**THE REQUEST**
Count every line in the data below where "naukową" occurs, then state that number and nothing more.

(Records from a dataset)
--- Begin ---

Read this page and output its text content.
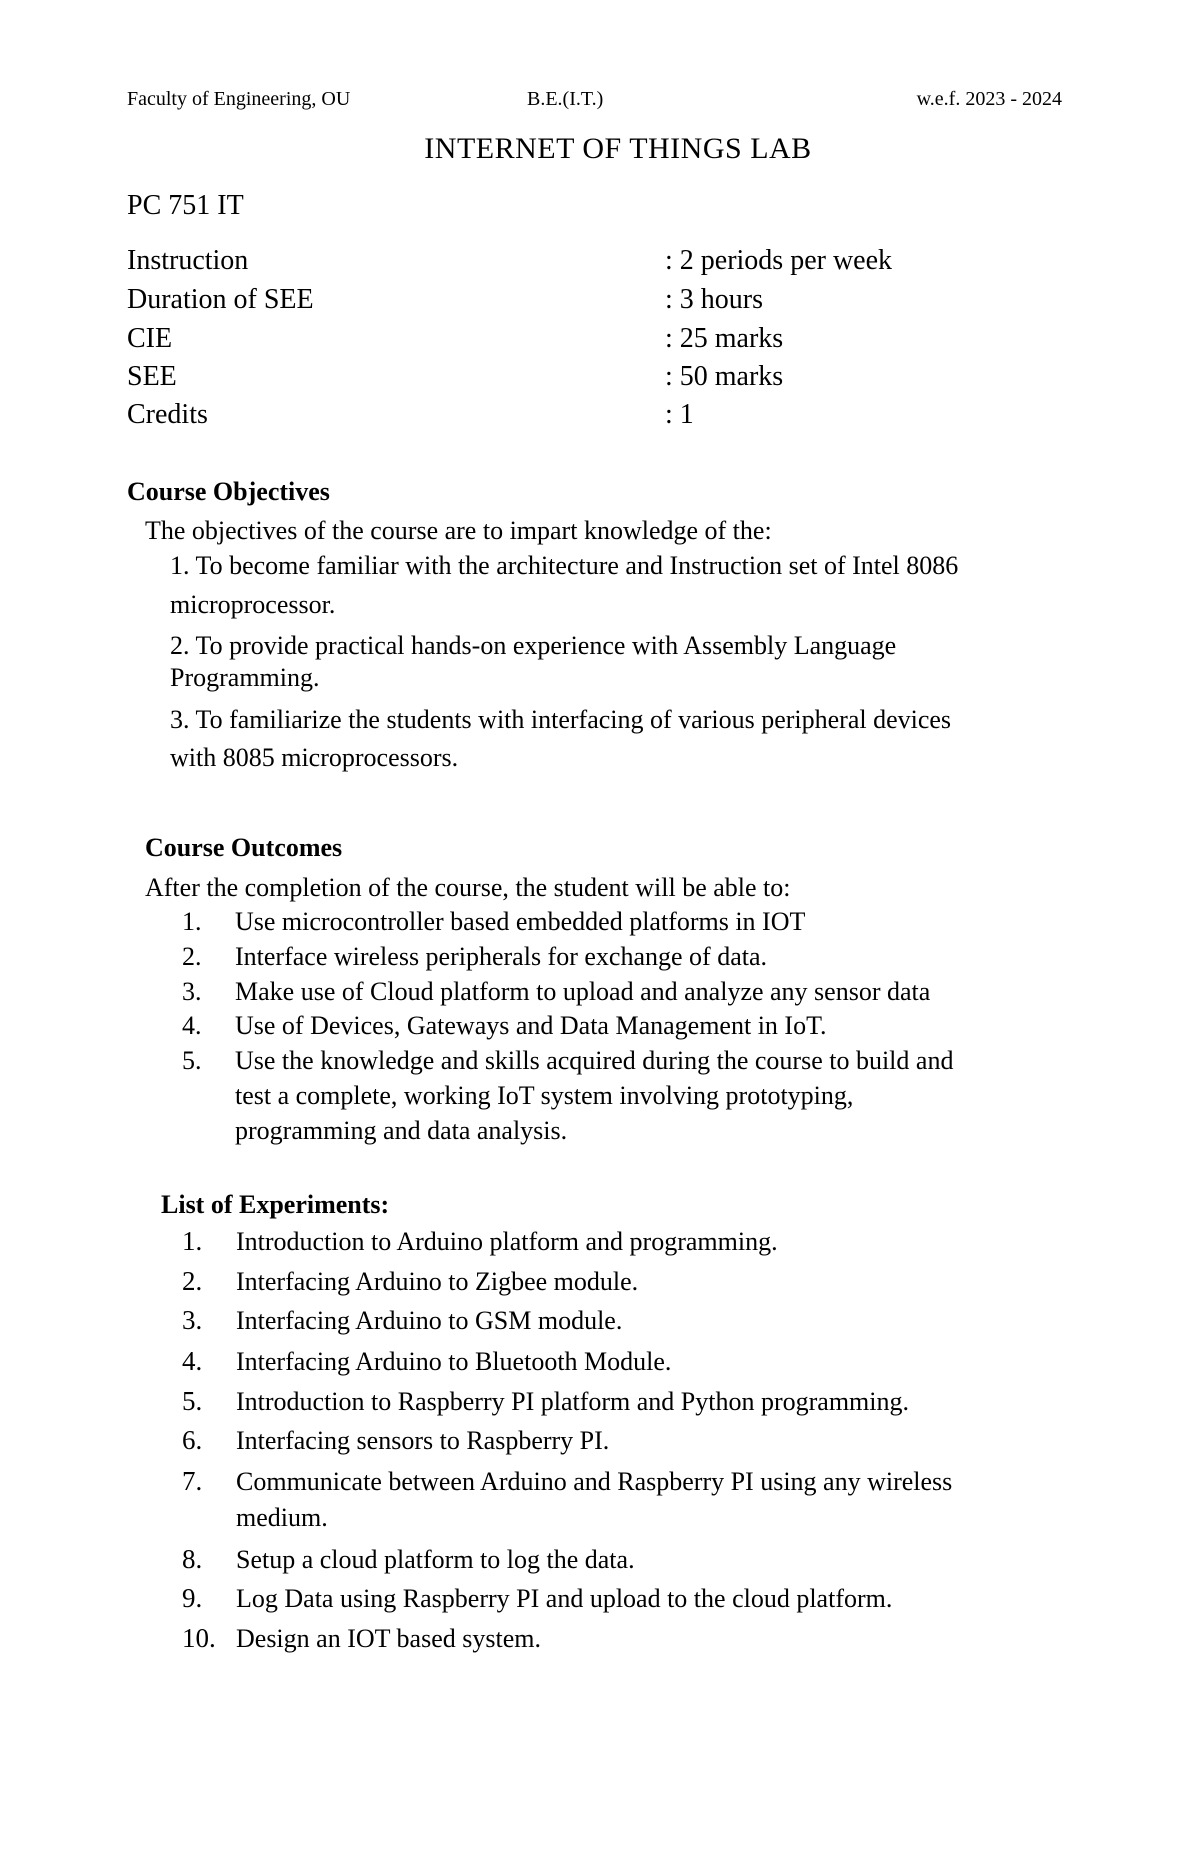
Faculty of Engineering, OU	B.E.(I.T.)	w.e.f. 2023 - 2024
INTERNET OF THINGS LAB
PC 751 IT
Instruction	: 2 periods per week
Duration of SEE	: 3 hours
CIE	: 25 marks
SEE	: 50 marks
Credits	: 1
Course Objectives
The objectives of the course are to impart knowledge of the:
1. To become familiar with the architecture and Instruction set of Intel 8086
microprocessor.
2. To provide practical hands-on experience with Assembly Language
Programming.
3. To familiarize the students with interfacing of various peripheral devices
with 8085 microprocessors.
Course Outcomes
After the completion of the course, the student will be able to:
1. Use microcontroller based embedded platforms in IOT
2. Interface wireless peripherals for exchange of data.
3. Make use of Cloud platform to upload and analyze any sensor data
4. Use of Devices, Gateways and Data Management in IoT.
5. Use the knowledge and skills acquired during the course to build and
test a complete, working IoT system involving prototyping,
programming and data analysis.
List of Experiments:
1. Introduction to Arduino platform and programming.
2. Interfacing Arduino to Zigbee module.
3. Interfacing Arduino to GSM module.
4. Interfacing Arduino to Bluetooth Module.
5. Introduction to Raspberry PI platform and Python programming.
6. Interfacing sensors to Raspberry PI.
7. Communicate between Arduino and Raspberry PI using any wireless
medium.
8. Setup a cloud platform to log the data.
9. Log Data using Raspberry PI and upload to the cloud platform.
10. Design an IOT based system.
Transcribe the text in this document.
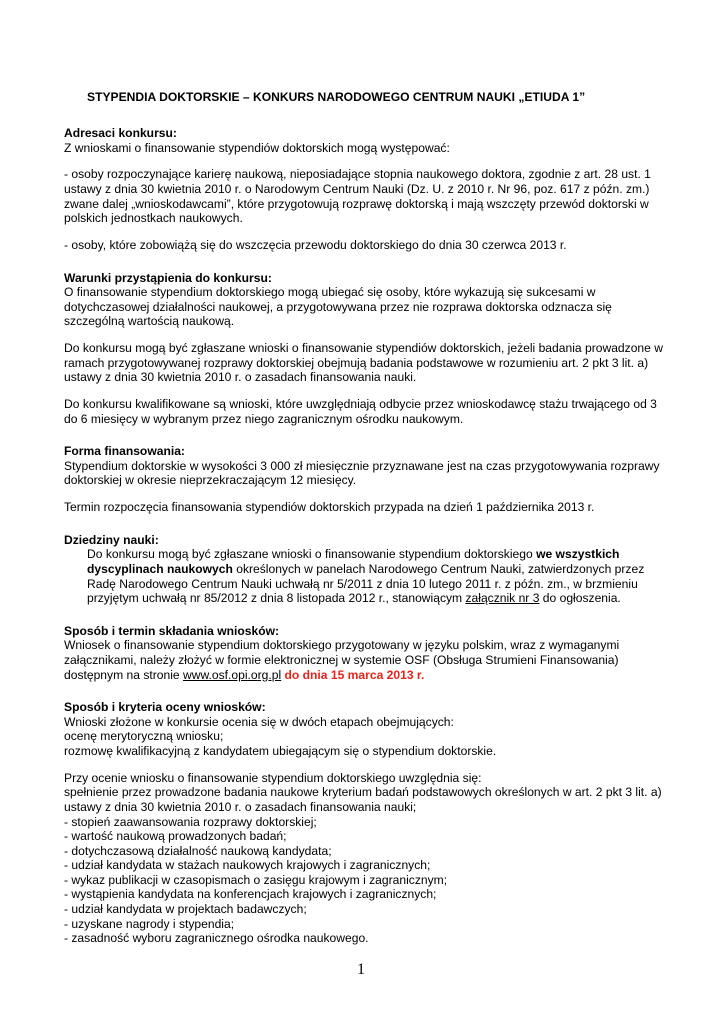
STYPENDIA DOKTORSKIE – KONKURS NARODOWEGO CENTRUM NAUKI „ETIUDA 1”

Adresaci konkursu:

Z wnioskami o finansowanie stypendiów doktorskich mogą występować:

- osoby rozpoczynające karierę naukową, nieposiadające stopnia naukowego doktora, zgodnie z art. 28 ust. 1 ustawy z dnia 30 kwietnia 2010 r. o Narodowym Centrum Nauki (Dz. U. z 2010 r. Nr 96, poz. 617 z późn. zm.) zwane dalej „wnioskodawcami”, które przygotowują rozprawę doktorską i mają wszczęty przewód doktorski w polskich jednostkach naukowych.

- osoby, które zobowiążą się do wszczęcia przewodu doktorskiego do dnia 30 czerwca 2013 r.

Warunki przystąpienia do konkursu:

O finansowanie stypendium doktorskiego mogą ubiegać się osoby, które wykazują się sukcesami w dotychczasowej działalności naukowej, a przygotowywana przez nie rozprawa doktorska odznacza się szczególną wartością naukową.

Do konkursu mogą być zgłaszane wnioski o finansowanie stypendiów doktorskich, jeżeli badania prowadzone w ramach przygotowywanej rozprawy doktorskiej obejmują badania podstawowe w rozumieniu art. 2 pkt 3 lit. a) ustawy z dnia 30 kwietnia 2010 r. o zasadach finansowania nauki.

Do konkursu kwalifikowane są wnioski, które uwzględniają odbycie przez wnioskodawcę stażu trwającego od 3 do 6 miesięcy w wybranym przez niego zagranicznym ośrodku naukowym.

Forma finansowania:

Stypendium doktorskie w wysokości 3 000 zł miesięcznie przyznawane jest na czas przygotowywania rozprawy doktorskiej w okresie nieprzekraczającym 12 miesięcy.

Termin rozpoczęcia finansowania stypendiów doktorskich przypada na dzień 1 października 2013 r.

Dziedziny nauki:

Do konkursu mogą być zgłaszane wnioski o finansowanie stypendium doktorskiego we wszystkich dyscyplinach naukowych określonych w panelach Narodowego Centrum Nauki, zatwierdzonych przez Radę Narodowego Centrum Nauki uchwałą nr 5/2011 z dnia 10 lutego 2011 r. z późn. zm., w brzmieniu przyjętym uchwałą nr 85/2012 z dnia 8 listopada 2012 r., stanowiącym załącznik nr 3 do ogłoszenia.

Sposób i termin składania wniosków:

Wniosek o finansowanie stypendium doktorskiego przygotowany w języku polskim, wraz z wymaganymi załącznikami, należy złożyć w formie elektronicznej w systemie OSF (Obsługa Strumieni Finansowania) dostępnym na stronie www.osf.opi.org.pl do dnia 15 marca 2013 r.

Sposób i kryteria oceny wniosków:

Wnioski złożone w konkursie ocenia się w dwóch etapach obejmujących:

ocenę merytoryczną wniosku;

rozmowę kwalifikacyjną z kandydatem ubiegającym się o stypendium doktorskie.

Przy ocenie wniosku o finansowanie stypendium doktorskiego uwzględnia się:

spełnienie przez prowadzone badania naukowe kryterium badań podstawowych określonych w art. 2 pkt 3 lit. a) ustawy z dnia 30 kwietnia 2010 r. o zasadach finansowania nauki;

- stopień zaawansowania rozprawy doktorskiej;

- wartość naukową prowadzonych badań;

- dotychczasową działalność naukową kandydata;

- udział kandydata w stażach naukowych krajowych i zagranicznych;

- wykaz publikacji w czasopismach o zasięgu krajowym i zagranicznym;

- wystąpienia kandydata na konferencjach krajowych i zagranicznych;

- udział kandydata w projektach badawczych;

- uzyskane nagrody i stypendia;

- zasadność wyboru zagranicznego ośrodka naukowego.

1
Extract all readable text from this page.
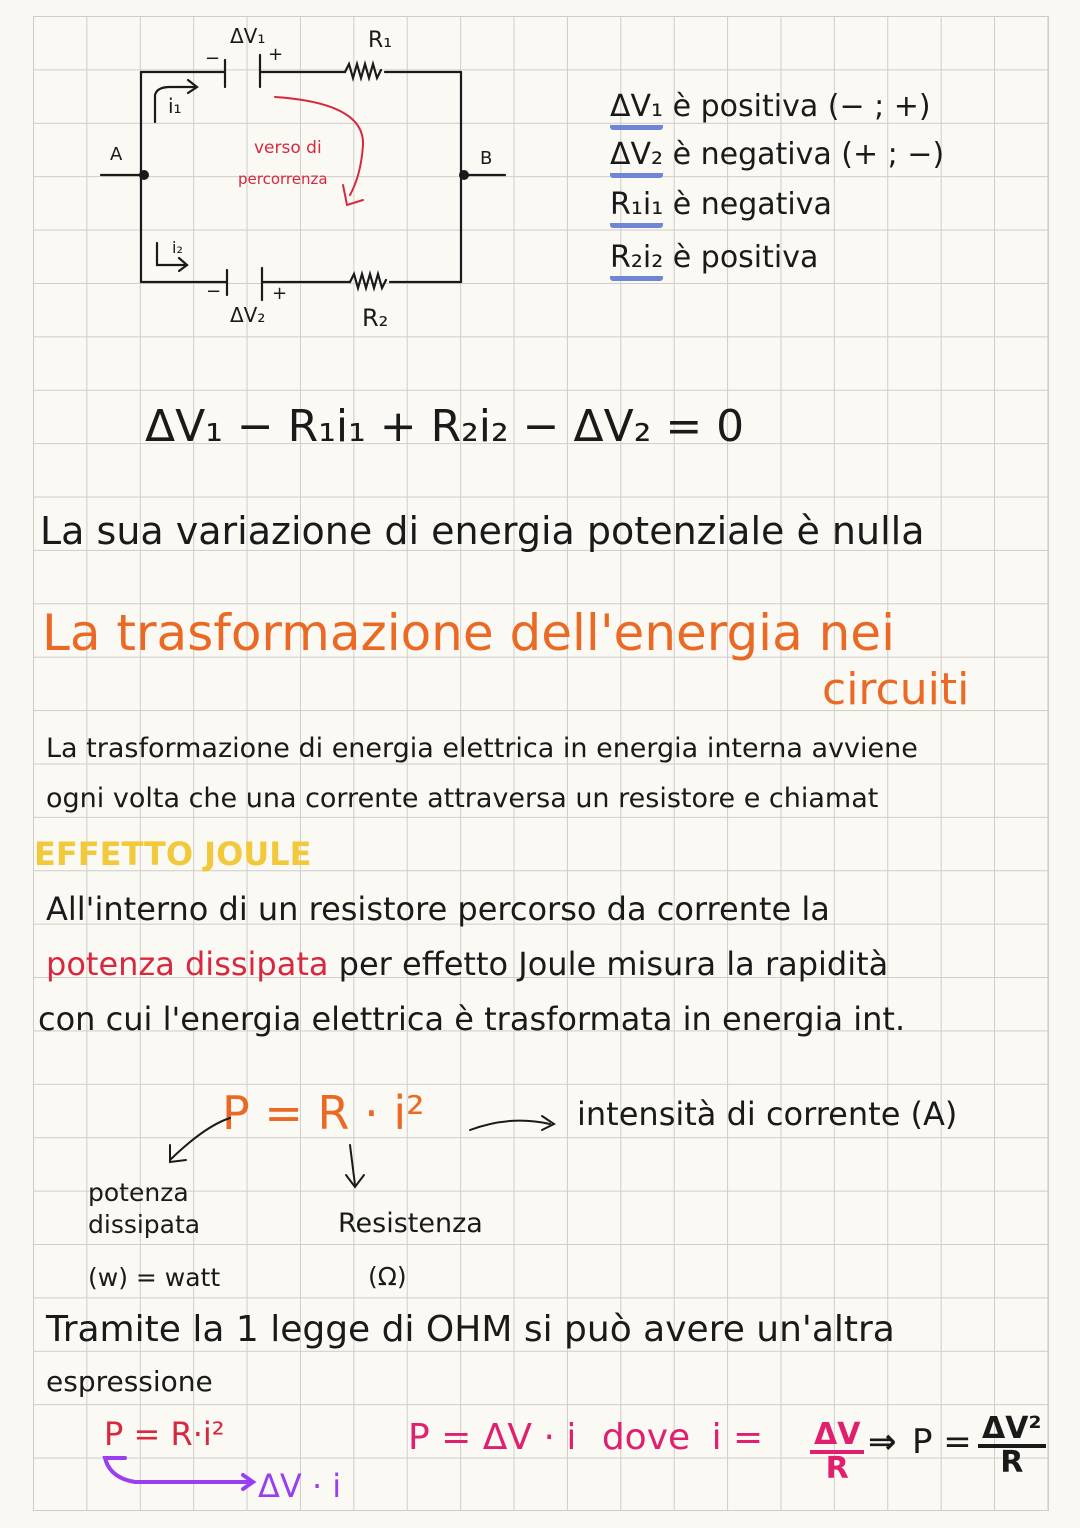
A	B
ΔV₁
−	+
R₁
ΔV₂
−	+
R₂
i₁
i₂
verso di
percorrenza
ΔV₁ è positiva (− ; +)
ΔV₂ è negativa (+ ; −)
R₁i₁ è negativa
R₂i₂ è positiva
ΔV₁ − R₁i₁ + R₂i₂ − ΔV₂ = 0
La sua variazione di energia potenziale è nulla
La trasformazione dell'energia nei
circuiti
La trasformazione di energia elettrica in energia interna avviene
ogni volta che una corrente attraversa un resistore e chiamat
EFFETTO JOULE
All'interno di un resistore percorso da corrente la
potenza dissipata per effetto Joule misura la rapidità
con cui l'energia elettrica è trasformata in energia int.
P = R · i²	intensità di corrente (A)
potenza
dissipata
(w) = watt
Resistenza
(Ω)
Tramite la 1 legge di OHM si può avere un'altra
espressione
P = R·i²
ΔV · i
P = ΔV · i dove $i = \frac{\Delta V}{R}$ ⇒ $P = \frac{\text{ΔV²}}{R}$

--- End ---

**ANSWER TO THE PROBLEM**
4